Task to complete: Copy each entry as it stands, leaving nothing out.

(Rows from a figure dataset)
_ _ _ _ _ _ _
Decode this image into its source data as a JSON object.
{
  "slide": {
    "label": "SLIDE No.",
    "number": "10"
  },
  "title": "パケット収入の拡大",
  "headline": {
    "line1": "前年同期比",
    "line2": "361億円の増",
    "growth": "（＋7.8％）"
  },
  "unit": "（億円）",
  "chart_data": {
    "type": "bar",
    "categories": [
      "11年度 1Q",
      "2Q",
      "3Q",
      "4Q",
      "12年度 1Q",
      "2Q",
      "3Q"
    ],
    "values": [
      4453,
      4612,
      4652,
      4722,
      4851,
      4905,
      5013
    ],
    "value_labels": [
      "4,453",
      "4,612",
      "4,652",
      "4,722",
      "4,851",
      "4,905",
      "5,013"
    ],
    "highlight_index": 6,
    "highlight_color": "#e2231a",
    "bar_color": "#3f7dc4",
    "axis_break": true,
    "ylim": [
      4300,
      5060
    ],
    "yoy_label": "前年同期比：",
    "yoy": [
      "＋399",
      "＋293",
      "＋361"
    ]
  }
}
_ _ _ _ _ _ _
Response to the exercise:
Decode this image into its source data as a JSON object.
{
  "slide": {
    "label": "SLIDE No.",
    "number": "10"
  },
  "title": "パケット収入の拡大",
  "headline": {
    "line1": "前年同期比",
    "line2": "361億円の増",
    "growth": "（＋7.8％）"
  },
  "unit": "（億円）",
  "chart_data": {
    "type": "bar",
    "categories": [
      "11年度 1Q",
      "2Q",
      "3Q",
      "4Q",
      "12年度 1Q",
      "2Q",
      "3Q"
    ],
    "values": [
      4453,
      4612,
      4652,
      4722,
      4851,
      4905,
      5013
    ],
    "value_labels": [
      "4,453",
      "4,612",
      "4,652",
      "4,722",
      "4,851",
      "4,905",
      "5,013"
    ],
    "highlight_index": 6,
    "highlight_color": "#e2231a",
    "bar_color": "#3f7dc4",
    "axis_break": true,
    "ylim": [
      4300,
      5060
    ],
    "yoy_label": "前年同期比：",
    "yoy": [
      "＋399",
      "＋293",
      "＋361"
    ]
  }
}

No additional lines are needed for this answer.